Repeat every line of the listing below exactly, minus the pictures.

## SUPPLIED MATERIAL
•••
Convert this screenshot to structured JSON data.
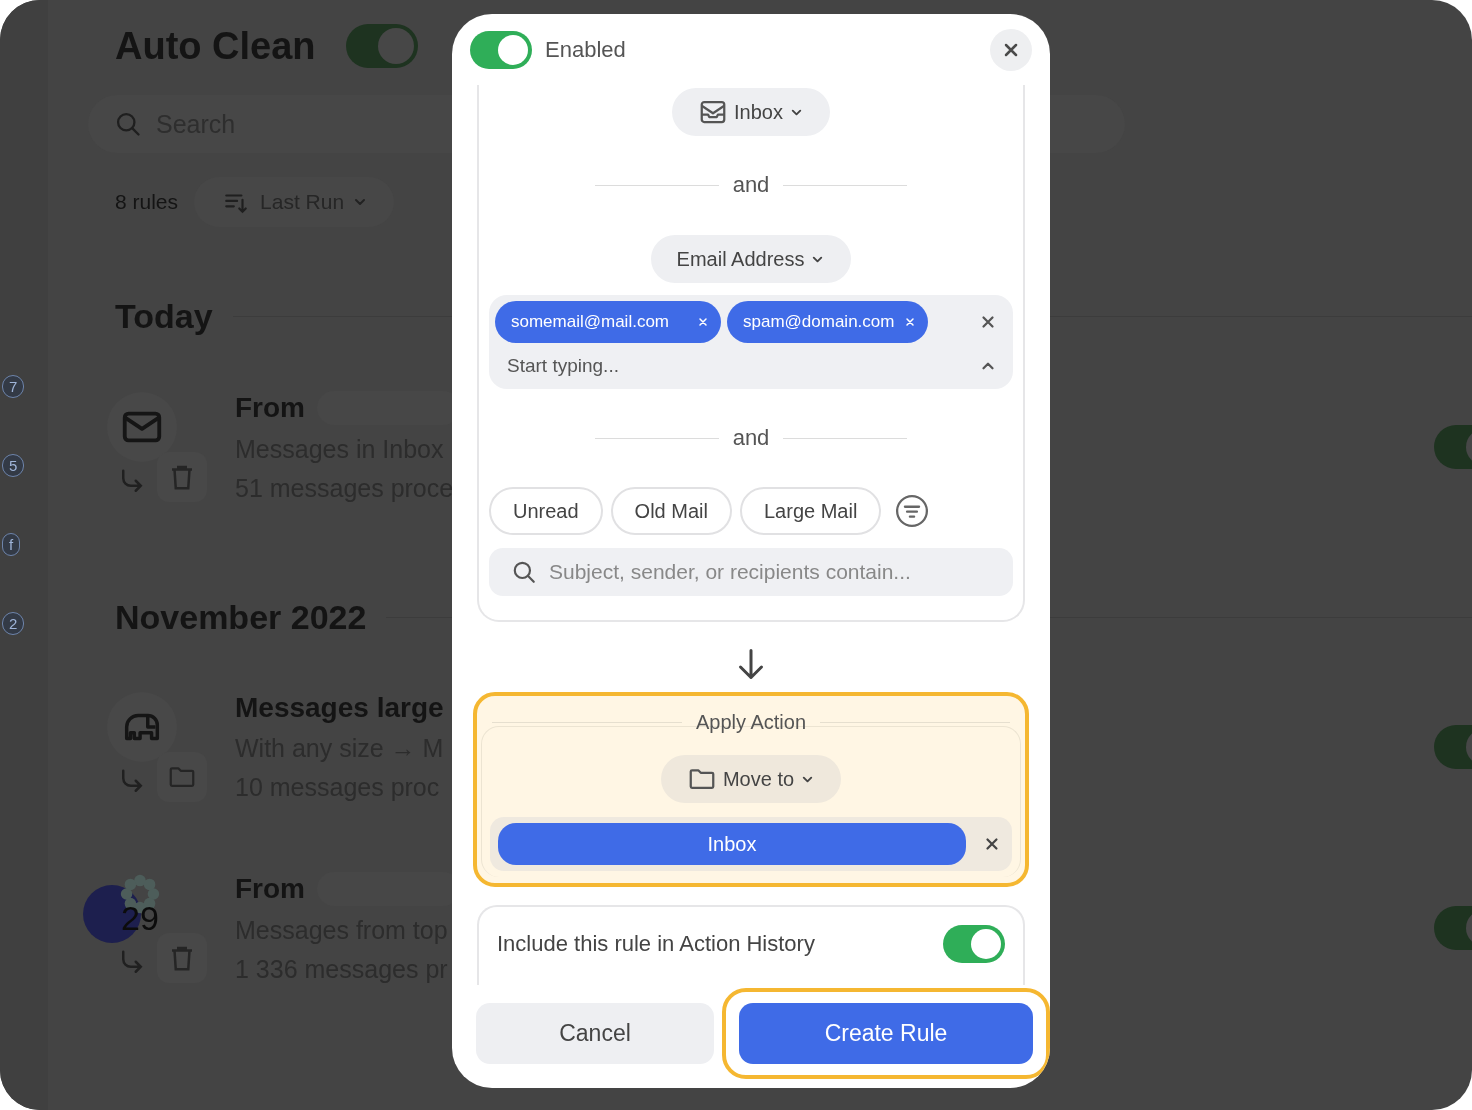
{
  "app": {
    "title": "Auto Clean",
    "enabled": true,
    "search": {
      "placeholder": "Search"
    },
    "rule_count": "8 rules",
    "sort": {
      "label": "Last Run"
    },
    "sidebar_badges": [
      "7",
      "5",
      "f",
      "2"
    ],
    "sections": [
      {
        "heading": "Today",
        "rules": [
          {
            "kind": "inbox-delete",
            "title": "From",
            "redacted": true,
            "description": "Messages in Inbox",
            "stats": "51 messages proce",
            "enabled": true
          }
        ]
      },
      {
        "heading": "November 2022",
        "rules": [
          {
            "kind": "large-move",
            "title": "Messages large",
            "redacted": false,
            "description": "With any size → M",
            "stats": "10 messages proc",
            "enabled": true
          },
          {
            "kind": "sender-delete",
            "title": "From",
            "redacted": true,
            "badge": "29",
            "description": "Messages from top",
            "stats": "1 336 messages pr",
            "enabled": true
          }
        ]
      }
    ]
  },
  "dialog": {
    "enabled": true,
    "enabled_label": "Enabled",
    "conditions": [
      {
        "kind": "mailbox",
        "label": "Inbox"
      },
      {
        "kind": "separator",
        "label": "and"
      },
      {
        "kind": "dropdown",
        "label": "Email Address"
      },
      {
        "kind": "tags",
        "tags": [
          "somemail@mail.com",
          "spam@domain.com"
        ],
        "placeholder": "Start typing...",
        "expanded": true
      },
      {
        "kind": "separator",
        "label": "and"
      },
      {
        "kind": "chips",
        "chips": [
          {
            "label": "Unread",
            "selected": false
          },
          {
            "label": "Old Mail",
            "selected": false
          },
          {
            "label": "Large Mail",
            "selected": false
          }
        ]
      },
      {
        "kind": "search",
        "placeholder": "Subject, sender, or recipients contain..."
      }
    ],
    "action": {
      "legend": "Apply Action",
      "highlighted": true,
      "dropdown": {
        "label": "Move to"
      },
      "target": "Inbox"
    },
    "history": {
      "label": "Include this rule in Action History",
      "on": true
    },
    "buttons": [
      {
        "kind": "secondary",
        "label": "Cancel",
        "highlighted": false
      },
      {
        "kind": "primary",
        "label": "Create Rule",
        "highlighted": true
      }
    ]
  }
}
•••
## EXPECTED ANSWER
Convert this screenshot to structured JSON data.
{
  "app": {
    "title": "Auto Clean",
    "enabled": true,
    "search": {
      "placeholder": "Search"
    },
    "rule_count": "8 rules",
    "sort": {
      "label": "Last Run"
    },
    "sidebar_badges": [
      "7",
      "5",
      "f",
      "2"
    ],
    "sections": [
      {
        "heading": "Today",
        "rules": [
          {
            "kind": "inbox-delete",
            "title": "From",
            "redacted": true,
            "description": "Messages in Inbox",
            "stats": "51 messages proce",
            "enabled": true
          }
        ]
      },
      {
        "heading": "November 2022",
        "rules": [
          {
            "kind": "large-move",
            "title": "Messages large",
            "redacted": false,
            "description": "With any size → M",
            "stats": "10 messages proc",
            "enabled": true
          },
          {
            "kind": "sender-delete",
            "title": "From",
            "redacted": true,
            "badge": "29",
            "description": "Messages from top",
            "stats": "1 336 messages pr",
            "enabled": true
          }
        ]
      }
    ]
  },
  "dialog": {
    "enabled": true,
    "enabled_label": "Enabled",
    "conditions": [
      {
        "kind": "mailbox",
        "label": "Inbox"
      },
      {
        "kind": "separator",
        "label": "and"
      },
      {
        "kind": "dropdown",
        "label": "Email Address"
      },
      {
        "kind": "tags",
        "tags": [
          "somemail@mail.com",
          "spam@domain.com"
        ],
        "placeholder": "Start typing...",
        "expanded": true
      },
      {
        "kind": "separator",
        "label": "and"
      },
      {
        "kind": "chips",
        "chips": [
          {
            "label": "Unread",
            "selected": false
          },
          {
            "label": "Old Mail",
            "selected": false
          },
          {
            "label": "Large Mail",
            "selected": false
          }
        ]
      },
      {
        "kind": "search",
        "placeholder": "Subject, sender, or recipients contain..."
      }
    ],
    "action": {
      "legend": "Apply Action",
      "highlighted": true,
      "dropdown": {
        "label": "Move to"
      },
      "target": "Inbox"
    },
    "history": {
      "label": "Include this rule in Action History",
      "on": true
    },
    "buttons": [
      {
        "kind": "secondary",
        "label": "Cancel",
        "highlighted": false
      },
      {
        "kind": "primary",
        "label": "Create Rule",
        "highlighted": true
      }
    ]
  }
}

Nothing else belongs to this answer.